GIVEN PROBLEM:
How many of the lines contain the string "التي"? Give the number, with no other words.

Saved entries:
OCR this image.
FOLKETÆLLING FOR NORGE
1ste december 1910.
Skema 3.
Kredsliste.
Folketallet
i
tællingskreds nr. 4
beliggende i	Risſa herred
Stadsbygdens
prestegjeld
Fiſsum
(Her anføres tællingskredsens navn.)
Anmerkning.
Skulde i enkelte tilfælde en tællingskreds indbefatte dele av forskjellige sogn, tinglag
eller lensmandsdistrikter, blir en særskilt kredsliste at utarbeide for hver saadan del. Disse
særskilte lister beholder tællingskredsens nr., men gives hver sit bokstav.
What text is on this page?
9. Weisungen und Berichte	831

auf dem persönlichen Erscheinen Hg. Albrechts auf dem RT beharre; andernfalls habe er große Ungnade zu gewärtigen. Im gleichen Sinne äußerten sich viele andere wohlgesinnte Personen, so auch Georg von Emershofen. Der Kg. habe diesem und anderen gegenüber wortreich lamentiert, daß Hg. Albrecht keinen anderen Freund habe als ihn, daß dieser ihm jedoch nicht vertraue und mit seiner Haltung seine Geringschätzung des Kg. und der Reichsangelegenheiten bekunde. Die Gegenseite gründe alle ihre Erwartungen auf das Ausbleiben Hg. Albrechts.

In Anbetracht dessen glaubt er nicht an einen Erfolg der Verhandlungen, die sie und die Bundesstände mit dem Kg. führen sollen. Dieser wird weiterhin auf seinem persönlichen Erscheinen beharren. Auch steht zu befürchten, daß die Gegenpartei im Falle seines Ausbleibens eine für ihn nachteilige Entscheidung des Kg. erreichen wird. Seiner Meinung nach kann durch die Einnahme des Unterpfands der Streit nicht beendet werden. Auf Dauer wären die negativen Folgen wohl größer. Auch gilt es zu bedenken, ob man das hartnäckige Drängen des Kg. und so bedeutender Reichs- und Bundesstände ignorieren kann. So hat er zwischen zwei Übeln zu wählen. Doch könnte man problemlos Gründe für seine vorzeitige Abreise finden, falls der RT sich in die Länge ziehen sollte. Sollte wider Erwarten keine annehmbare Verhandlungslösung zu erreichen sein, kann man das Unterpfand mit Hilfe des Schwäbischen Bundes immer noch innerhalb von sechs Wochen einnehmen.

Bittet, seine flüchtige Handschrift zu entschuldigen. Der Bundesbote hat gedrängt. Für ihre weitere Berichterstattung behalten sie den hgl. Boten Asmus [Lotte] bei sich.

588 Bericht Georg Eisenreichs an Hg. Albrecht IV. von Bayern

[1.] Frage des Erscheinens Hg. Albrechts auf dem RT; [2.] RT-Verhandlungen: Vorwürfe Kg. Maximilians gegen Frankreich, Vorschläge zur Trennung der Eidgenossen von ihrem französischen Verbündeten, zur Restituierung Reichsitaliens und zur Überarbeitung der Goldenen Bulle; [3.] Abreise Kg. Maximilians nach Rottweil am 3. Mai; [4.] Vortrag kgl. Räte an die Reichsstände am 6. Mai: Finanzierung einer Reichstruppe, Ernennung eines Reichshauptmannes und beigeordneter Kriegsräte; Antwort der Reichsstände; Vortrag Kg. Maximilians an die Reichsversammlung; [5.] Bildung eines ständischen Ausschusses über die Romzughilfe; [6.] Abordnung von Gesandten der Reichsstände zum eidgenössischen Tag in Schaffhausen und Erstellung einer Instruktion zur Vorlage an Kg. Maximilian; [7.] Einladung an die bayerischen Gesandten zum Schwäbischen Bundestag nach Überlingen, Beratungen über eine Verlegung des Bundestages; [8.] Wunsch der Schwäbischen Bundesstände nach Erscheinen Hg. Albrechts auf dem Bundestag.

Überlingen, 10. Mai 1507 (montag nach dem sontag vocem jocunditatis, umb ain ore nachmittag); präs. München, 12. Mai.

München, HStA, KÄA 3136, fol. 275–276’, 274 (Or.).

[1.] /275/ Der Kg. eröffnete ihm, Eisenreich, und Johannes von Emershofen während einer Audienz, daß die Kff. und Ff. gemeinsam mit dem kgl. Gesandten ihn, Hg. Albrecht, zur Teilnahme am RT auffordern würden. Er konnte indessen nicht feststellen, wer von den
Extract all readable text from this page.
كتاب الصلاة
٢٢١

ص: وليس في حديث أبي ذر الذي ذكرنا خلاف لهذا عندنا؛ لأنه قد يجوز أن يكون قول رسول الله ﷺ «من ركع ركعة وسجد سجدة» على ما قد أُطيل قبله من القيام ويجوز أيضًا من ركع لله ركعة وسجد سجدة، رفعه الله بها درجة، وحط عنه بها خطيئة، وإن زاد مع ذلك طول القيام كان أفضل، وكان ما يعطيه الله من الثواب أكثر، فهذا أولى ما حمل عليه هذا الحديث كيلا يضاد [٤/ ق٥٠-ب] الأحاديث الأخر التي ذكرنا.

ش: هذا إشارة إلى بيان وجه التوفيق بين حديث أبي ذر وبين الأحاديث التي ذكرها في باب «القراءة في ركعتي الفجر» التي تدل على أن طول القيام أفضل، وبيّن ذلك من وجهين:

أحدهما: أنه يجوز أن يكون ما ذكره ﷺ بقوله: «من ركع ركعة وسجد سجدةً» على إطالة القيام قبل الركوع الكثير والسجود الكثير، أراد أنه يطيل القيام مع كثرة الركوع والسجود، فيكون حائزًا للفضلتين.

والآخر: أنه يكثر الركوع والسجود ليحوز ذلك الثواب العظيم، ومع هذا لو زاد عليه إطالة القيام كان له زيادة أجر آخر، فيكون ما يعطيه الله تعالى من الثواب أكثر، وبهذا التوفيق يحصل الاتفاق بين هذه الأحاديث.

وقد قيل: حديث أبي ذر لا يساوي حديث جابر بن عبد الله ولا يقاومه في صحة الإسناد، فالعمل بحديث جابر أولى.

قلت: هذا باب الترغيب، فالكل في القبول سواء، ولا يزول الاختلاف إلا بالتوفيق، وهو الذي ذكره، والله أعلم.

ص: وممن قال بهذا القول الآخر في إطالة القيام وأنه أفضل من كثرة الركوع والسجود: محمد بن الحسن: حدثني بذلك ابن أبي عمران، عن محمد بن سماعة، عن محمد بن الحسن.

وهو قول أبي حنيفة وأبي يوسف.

EXERCISE ANSWER:
2